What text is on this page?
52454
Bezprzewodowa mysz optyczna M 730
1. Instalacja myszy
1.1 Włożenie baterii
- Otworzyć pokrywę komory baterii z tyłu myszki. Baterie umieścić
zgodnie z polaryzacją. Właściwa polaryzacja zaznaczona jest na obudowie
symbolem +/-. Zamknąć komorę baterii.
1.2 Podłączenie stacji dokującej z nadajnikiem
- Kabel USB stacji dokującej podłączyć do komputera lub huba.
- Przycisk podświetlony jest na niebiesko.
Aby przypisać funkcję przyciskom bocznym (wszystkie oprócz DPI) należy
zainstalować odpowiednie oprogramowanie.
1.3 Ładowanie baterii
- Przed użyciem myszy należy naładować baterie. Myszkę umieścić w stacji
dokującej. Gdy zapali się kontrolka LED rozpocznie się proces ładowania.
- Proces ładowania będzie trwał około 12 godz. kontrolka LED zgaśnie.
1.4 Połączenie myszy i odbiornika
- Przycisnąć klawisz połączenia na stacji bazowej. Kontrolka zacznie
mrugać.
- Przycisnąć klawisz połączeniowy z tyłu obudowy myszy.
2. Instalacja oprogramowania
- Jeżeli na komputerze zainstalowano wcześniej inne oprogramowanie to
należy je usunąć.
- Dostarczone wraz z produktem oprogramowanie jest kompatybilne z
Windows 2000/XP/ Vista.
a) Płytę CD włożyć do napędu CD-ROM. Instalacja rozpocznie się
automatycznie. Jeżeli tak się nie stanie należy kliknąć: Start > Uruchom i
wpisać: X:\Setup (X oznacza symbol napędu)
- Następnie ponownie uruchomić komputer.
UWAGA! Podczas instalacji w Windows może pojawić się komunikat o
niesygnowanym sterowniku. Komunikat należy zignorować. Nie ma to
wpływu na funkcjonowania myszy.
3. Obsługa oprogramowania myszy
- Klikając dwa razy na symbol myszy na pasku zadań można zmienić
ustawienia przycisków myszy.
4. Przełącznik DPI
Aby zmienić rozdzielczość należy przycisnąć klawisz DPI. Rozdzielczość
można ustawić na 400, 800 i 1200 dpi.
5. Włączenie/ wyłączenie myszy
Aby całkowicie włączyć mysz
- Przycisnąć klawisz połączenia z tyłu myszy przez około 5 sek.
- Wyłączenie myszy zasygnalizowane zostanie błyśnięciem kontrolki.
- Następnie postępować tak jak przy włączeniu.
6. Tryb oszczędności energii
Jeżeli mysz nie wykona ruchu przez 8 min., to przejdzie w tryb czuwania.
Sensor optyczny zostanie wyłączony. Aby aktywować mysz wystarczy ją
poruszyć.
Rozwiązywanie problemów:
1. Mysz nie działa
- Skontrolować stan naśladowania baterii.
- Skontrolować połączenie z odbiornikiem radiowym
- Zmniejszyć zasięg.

##########

[Aim of the task]:
Work through the records line by line and tally those with the word "jest". Report only the total.

[Exercise response]:
3